━━━━━ Entries supplied

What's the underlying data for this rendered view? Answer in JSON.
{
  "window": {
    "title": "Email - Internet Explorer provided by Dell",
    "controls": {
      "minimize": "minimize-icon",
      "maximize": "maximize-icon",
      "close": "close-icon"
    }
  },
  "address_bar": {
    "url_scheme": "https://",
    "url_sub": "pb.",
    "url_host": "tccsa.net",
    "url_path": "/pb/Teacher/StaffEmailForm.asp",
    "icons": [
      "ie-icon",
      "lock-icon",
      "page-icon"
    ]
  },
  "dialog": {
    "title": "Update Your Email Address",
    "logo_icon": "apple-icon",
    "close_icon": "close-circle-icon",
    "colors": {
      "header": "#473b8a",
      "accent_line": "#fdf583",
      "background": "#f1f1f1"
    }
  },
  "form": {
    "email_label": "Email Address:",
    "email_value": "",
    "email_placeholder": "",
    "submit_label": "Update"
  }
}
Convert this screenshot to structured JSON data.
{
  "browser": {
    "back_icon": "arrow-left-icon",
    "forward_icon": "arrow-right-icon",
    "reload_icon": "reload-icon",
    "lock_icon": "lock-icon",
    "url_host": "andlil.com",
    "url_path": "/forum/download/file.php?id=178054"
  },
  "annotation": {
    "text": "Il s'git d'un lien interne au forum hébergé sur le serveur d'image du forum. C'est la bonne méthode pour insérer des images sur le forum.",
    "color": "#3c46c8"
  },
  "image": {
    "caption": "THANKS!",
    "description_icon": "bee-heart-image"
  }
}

━━━━━━━━━━
━━━━━ Entries supplied

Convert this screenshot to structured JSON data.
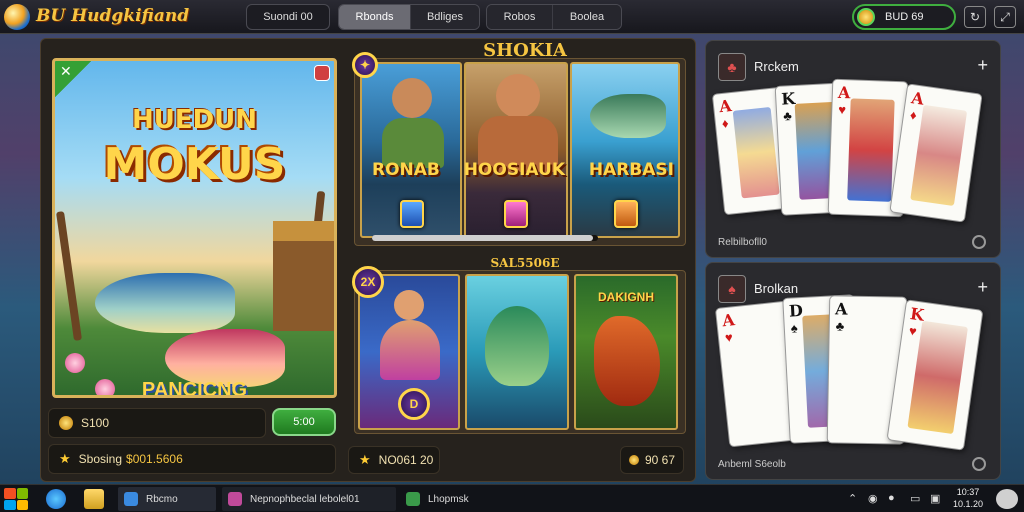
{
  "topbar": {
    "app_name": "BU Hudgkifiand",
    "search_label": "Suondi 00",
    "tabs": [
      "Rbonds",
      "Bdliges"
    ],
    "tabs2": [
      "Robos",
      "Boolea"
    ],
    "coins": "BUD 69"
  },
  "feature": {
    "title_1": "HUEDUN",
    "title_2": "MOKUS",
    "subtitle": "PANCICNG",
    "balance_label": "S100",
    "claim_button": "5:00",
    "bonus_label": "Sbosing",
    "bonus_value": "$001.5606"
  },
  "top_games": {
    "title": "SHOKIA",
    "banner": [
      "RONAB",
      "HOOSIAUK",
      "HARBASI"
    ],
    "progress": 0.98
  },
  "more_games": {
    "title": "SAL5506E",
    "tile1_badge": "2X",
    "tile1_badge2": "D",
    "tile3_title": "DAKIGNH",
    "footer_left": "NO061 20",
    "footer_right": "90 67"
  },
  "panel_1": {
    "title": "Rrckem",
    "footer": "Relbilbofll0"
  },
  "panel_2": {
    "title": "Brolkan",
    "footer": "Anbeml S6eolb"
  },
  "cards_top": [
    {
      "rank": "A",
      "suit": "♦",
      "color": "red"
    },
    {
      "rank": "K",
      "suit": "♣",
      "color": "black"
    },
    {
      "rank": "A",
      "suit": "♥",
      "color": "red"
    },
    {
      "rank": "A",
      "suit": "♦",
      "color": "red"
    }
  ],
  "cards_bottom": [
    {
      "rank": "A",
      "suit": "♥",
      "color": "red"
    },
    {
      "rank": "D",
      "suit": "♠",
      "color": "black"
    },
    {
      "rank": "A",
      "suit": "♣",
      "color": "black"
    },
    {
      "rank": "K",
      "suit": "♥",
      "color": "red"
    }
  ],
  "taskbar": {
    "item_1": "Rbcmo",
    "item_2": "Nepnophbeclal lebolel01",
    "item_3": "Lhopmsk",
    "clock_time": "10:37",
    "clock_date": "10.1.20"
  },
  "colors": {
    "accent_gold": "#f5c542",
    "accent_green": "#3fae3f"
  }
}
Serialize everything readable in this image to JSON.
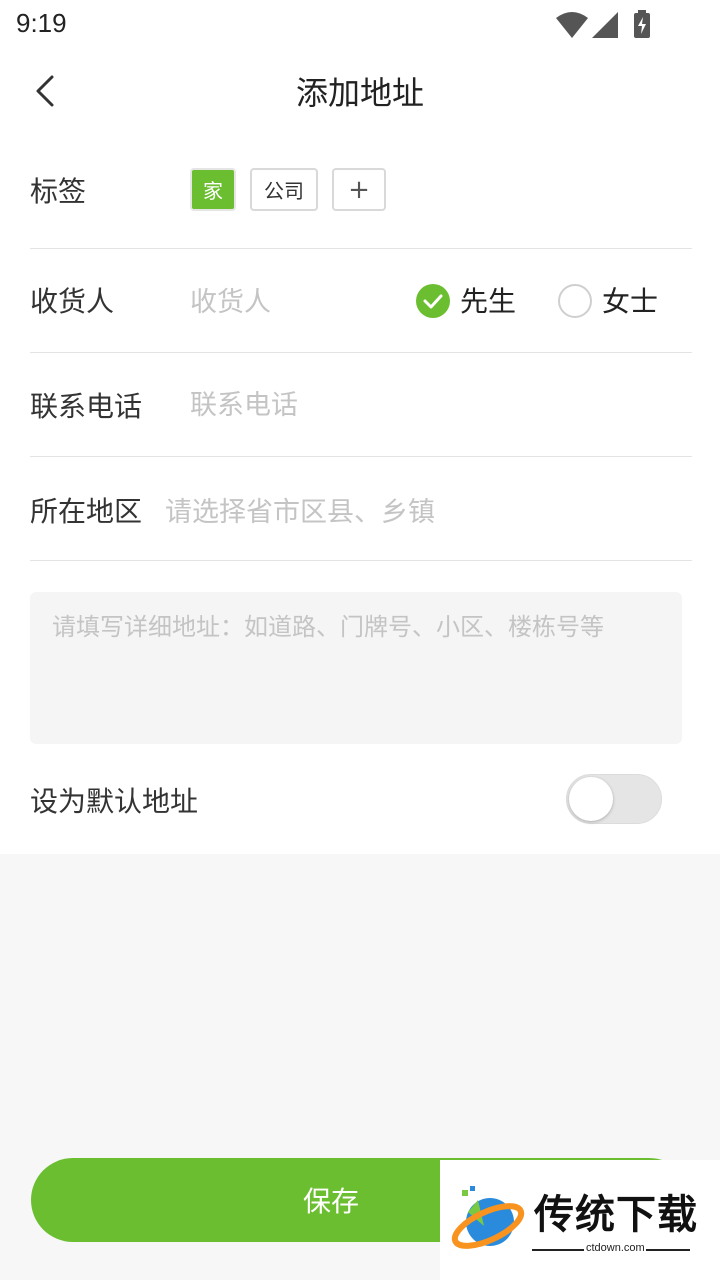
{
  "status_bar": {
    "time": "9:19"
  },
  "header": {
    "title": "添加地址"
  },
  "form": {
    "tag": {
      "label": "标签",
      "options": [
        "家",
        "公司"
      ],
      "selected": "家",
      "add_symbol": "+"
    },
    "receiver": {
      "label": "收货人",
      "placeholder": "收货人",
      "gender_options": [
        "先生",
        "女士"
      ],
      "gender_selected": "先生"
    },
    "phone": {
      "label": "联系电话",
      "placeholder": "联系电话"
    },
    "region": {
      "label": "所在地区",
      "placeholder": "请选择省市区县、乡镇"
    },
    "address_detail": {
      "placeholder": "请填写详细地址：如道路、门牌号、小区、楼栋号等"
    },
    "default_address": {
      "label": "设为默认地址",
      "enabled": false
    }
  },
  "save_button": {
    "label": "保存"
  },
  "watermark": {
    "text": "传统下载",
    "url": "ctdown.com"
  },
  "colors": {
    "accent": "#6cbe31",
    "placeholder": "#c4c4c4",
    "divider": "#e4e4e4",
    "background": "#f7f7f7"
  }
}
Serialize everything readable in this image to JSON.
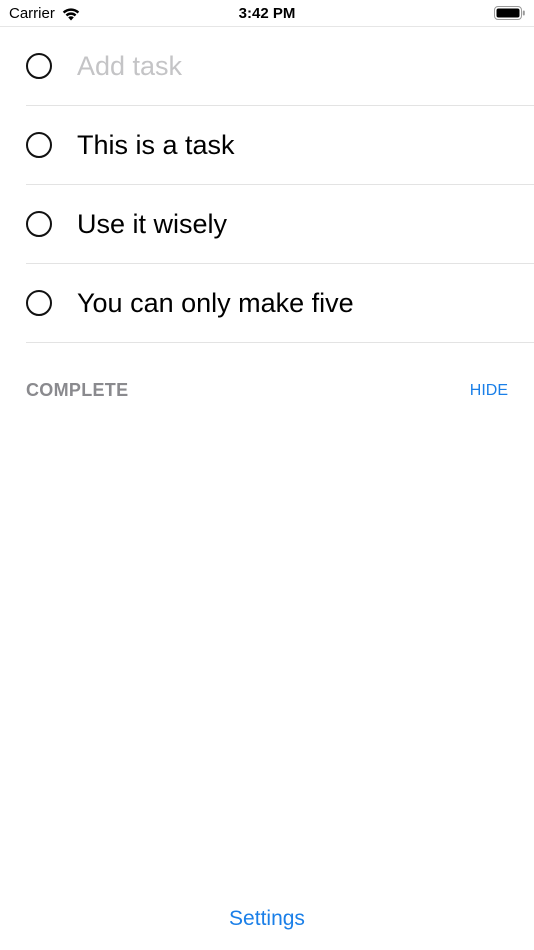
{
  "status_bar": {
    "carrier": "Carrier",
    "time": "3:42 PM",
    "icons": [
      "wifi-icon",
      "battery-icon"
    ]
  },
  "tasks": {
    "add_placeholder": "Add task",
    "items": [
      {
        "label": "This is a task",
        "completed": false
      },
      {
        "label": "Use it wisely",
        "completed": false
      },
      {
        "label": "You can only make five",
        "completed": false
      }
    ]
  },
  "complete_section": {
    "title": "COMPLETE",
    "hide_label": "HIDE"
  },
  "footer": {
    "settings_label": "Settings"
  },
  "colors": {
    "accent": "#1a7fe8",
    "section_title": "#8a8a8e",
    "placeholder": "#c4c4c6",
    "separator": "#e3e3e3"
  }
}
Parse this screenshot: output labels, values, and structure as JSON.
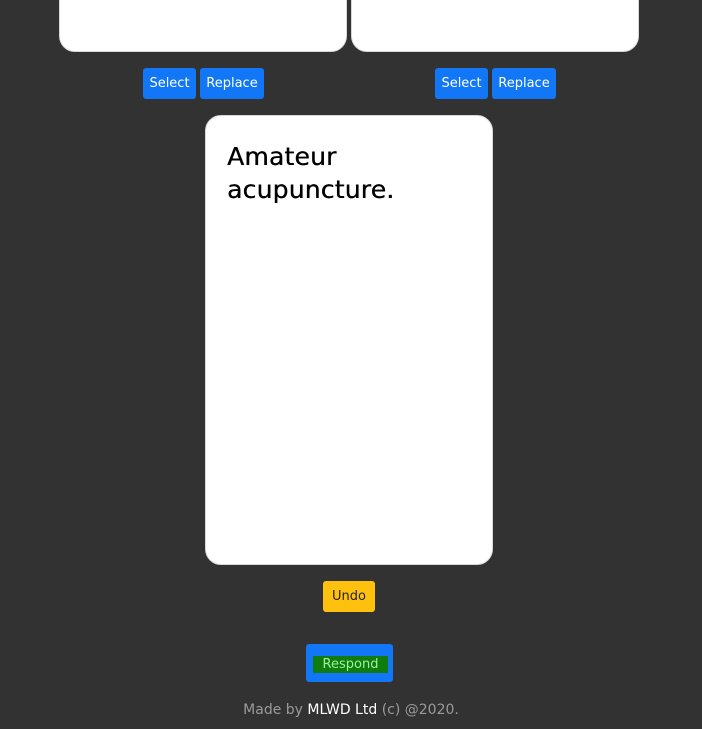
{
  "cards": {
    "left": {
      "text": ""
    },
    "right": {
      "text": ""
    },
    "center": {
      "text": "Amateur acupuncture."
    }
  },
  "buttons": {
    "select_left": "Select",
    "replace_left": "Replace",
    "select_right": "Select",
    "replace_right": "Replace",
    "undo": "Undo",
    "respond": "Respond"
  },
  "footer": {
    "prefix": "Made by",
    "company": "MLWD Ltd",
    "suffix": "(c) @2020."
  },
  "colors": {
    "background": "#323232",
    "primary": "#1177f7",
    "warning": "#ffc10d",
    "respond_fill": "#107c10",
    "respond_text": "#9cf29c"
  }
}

━━━━━━━━━━

### Directions for this task
Show all lines in the entries above where the string "close" appears.

### Response to the task
      "close": "close-icon"
    "close_icon": "close-circle-icon",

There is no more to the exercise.